REQUIREMENT:
Gather all lines in the entries that include the word "轻微免罚".

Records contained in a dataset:
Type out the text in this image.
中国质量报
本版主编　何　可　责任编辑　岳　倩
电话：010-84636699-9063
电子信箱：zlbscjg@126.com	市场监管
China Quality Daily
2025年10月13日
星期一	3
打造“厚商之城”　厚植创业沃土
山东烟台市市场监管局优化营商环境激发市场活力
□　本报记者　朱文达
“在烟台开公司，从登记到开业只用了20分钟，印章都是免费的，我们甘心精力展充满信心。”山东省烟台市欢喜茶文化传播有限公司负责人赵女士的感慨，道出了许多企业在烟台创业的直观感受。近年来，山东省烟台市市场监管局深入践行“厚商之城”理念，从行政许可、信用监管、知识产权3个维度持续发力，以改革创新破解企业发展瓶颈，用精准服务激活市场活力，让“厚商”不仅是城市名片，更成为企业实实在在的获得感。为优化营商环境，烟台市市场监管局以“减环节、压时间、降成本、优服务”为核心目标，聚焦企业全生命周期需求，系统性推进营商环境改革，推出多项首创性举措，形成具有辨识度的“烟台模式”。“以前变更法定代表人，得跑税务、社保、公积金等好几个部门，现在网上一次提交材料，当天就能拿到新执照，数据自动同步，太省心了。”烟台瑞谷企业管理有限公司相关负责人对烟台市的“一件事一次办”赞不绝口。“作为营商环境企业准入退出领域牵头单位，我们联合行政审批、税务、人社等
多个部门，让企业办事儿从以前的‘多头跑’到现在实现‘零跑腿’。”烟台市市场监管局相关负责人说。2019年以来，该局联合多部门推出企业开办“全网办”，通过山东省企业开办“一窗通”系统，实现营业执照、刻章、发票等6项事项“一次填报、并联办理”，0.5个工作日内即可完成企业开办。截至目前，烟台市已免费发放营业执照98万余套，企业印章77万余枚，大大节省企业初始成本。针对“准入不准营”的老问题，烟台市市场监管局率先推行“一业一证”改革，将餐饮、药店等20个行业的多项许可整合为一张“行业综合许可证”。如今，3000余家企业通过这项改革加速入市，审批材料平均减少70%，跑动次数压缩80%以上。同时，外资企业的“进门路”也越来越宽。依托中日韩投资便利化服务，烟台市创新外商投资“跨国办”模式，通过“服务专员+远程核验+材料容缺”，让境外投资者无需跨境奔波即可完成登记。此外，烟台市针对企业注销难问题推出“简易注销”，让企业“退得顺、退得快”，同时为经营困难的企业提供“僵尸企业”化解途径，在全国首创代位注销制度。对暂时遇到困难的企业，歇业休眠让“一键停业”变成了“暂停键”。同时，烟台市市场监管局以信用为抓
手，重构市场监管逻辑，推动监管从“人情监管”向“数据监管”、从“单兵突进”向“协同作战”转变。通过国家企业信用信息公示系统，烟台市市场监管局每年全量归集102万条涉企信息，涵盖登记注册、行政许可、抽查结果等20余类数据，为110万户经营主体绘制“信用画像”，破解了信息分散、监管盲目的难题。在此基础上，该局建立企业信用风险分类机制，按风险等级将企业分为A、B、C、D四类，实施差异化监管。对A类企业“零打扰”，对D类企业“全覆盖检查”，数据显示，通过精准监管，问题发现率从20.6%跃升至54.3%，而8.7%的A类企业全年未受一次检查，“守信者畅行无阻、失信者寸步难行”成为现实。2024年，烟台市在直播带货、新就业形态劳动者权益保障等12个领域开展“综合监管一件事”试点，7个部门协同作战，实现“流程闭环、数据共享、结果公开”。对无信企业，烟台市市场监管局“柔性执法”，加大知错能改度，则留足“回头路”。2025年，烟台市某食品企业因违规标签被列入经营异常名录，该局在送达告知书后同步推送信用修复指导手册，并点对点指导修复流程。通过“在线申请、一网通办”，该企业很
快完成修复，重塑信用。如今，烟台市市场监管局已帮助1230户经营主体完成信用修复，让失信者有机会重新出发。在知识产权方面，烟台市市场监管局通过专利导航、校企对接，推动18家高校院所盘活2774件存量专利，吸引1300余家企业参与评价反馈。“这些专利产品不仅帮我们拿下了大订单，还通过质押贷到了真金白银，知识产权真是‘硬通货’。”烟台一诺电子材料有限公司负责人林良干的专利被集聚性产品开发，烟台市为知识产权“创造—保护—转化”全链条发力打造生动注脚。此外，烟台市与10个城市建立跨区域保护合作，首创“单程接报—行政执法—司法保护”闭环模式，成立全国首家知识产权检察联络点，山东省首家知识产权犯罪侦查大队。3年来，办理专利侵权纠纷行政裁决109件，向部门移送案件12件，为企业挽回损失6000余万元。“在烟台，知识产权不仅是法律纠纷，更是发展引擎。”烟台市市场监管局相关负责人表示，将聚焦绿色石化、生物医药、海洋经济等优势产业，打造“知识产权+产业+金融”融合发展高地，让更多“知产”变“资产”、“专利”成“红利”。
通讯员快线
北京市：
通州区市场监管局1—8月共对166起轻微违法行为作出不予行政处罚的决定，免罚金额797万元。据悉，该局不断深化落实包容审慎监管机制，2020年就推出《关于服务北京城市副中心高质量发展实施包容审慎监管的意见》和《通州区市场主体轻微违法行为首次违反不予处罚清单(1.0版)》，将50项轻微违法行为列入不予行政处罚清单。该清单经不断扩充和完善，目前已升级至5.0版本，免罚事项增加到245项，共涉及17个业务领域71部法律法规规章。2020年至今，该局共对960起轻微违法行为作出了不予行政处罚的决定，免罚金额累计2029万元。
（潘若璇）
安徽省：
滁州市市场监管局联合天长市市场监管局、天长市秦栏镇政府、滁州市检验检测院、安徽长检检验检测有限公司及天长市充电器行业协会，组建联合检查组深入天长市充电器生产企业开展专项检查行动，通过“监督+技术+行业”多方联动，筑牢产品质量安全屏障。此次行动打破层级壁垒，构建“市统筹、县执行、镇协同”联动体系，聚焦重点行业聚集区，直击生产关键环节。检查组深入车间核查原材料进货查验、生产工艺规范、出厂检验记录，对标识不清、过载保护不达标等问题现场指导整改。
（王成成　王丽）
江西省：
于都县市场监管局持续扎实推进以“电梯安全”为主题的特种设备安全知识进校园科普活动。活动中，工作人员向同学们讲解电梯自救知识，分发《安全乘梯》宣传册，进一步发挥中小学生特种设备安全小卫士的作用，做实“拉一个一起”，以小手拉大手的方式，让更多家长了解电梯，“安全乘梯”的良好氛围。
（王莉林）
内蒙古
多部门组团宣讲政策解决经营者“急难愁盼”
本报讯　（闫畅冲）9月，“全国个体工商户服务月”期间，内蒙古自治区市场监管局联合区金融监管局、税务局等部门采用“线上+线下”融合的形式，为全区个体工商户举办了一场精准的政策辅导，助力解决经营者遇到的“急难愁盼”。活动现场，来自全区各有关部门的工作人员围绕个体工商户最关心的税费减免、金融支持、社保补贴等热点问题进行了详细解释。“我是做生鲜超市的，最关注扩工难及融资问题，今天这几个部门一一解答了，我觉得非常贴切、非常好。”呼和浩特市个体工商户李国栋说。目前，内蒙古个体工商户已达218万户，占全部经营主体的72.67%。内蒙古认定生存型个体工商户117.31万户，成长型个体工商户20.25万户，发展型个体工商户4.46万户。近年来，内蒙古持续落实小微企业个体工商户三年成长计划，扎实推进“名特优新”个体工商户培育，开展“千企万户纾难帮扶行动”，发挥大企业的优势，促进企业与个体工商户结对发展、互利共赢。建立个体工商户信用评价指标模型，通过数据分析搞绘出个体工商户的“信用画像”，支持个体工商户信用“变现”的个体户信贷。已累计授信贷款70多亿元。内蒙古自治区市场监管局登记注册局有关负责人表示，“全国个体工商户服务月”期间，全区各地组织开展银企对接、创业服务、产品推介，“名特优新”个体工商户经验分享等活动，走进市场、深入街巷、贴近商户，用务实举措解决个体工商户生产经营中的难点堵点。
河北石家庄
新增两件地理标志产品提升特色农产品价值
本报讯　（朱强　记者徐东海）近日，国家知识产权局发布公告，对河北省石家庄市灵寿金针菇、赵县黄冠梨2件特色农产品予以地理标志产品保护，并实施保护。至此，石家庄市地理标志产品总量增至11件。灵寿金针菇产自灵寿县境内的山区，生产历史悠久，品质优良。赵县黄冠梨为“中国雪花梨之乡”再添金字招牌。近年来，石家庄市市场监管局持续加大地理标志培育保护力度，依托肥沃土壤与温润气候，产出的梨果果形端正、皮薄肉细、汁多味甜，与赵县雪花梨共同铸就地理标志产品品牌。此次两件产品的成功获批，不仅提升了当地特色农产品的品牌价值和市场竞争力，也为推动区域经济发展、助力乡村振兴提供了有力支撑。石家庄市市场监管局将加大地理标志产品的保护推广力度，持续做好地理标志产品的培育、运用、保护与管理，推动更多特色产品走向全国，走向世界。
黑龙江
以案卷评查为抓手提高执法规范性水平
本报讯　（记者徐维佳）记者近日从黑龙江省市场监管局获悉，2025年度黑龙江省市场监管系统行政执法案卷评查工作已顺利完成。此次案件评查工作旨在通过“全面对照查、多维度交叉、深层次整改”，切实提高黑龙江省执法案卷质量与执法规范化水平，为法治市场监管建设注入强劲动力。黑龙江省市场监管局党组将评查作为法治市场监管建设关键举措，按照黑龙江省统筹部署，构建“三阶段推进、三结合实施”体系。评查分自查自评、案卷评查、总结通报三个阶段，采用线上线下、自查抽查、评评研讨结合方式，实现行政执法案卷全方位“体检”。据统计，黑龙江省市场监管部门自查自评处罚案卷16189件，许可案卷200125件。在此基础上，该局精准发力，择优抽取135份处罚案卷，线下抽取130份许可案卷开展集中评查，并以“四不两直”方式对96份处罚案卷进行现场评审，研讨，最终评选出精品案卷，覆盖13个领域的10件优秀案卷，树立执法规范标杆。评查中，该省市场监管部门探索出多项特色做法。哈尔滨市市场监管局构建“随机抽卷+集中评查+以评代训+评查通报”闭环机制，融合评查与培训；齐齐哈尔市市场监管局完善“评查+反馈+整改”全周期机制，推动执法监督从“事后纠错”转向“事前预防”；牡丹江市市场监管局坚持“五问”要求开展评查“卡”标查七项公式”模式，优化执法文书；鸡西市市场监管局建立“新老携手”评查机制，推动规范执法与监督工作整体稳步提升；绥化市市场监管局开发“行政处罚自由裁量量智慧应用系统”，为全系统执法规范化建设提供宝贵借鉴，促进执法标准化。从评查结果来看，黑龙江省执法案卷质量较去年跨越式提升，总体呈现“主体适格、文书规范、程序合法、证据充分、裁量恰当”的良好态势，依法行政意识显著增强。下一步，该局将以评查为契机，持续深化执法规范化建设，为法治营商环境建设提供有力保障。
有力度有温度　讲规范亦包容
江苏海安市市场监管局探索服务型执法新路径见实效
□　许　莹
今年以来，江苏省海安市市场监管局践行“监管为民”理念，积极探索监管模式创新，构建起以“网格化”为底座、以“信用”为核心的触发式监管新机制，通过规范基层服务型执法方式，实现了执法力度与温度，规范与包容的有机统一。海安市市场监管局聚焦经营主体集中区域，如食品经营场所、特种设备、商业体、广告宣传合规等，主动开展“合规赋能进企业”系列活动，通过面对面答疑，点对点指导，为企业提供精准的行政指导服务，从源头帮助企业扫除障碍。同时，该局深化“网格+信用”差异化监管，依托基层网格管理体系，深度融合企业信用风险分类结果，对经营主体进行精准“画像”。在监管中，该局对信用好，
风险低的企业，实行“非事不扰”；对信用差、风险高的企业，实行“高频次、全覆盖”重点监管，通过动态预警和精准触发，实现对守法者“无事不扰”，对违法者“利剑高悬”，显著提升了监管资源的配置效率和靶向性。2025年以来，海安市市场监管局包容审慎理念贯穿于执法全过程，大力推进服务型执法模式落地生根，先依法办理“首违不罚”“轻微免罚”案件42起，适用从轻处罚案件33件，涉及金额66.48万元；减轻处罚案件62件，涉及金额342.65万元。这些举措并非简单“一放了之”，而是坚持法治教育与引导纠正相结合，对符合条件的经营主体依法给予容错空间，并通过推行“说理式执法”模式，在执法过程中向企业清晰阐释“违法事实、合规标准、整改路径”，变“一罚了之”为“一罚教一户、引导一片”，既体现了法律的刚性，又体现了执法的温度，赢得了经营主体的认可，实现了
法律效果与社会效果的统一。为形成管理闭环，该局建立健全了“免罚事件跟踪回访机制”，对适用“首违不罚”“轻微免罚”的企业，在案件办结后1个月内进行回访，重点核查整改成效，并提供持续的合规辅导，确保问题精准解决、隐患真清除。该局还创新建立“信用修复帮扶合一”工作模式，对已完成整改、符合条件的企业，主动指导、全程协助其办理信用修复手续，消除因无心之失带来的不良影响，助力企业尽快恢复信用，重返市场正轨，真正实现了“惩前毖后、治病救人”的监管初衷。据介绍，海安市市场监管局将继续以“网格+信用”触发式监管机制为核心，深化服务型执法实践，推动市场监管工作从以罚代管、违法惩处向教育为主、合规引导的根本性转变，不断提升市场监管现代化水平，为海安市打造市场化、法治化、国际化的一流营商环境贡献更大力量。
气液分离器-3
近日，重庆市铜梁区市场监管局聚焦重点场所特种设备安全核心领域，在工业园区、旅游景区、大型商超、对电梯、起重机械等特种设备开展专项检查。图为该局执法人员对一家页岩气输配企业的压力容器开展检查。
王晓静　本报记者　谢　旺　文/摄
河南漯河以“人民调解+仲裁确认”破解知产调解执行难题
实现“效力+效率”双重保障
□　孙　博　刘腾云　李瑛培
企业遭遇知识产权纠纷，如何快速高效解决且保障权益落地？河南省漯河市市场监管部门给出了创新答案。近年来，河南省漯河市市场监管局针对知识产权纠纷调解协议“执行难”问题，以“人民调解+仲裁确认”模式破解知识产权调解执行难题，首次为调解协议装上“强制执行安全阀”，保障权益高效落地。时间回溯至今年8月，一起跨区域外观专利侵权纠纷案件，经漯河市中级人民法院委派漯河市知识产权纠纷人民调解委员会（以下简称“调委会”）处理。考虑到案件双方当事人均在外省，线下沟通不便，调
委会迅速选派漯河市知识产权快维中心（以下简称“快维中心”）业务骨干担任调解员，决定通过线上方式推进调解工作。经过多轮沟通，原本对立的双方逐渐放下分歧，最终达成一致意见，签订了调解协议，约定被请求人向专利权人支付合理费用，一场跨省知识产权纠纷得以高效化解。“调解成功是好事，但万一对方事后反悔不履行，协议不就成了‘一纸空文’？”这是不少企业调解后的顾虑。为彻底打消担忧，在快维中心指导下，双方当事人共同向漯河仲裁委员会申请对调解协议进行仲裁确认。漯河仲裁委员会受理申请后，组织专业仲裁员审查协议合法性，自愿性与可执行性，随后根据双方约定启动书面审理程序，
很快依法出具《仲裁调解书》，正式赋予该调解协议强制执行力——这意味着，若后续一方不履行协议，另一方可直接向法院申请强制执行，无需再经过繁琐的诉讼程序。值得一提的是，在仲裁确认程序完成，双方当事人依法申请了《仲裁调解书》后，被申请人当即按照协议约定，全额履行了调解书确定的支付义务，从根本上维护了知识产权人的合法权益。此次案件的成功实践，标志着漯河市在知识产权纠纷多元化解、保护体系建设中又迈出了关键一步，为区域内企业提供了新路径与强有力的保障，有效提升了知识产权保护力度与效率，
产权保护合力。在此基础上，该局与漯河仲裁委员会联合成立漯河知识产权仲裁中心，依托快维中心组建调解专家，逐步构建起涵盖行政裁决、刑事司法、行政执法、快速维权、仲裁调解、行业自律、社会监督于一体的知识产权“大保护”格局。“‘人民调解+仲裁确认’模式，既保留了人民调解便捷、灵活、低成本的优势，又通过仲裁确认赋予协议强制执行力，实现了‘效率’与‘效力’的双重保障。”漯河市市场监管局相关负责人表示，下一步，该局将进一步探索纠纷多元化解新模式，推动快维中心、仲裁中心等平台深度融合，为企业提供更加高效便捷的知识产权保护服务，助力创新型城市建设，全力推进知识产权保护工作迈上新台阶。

ANSWER TO THE EXERCISE:
风险低的企业，实行“非事不扰”；对信用差、风险高的企业，实行“高频次、全覆盖”重点监管，通过动态预警和精准触发，实现对守法者“无事不扰”，对违法者“利剑高悬”，显著提升了监管资源的配置效率和靶向性。2025年以来，海安市市场监管局包容审慎理念贯穿于执法全过程，大力推进服务型执法模式落地生根，先依法办理“首违不罚”“轻微免罚”案件42起，适用从轻处罚案件33件，涉及金额66.48万元；减轻处罚案件62件，涉及金额342.65万元。这些举措并非简单“一放了之”，而是坚持法治教育与引导纠正相结合，对符合条件的经营主体依法给予容错空间，并通过推行“说理式执法”模式，在执法过程中向企业清晰阐释“违法事实、合规标准、整改路径”，变“一罚了之”为“一罚教一户、引导一片”，既体现了法律的刚性，又体现了执法的温度，赢得了经营主体的认可，实现了
法律效果与社会效果的统一。为形成管理闭环，该局建立健全了“免罚事件跟踪回访机制”，对适用“首违不罚”“轻微免罚”的企业，在案件办结后1个月内进行回访，重点核查整改成效，并提供持续的合规辅导，确保问题精准解决、隐患真清除。该局还创新建立“信用修复帮扶合一”工作模式，对已完成整改、符合条件的企业，主动指导、全程协助其办理信用修复手续，消除因无心之失带来的不良影响，助力企业尽快恢复信用，重返市场正轨，真正实现了“惩前毖后、治病救人”的监管初衷。据介绍，海安市市场监管局将继续以“网格+信用”触发式监管机制为核心，深化服务型执法实践，推动市场监管工作从以罚代管、违法惩处向教育为主、合规引导的根本性转变，不断提升市场监管现代化水平，为海安市打造市场化、法治化、国际化的一流营商环境贡献更大力量。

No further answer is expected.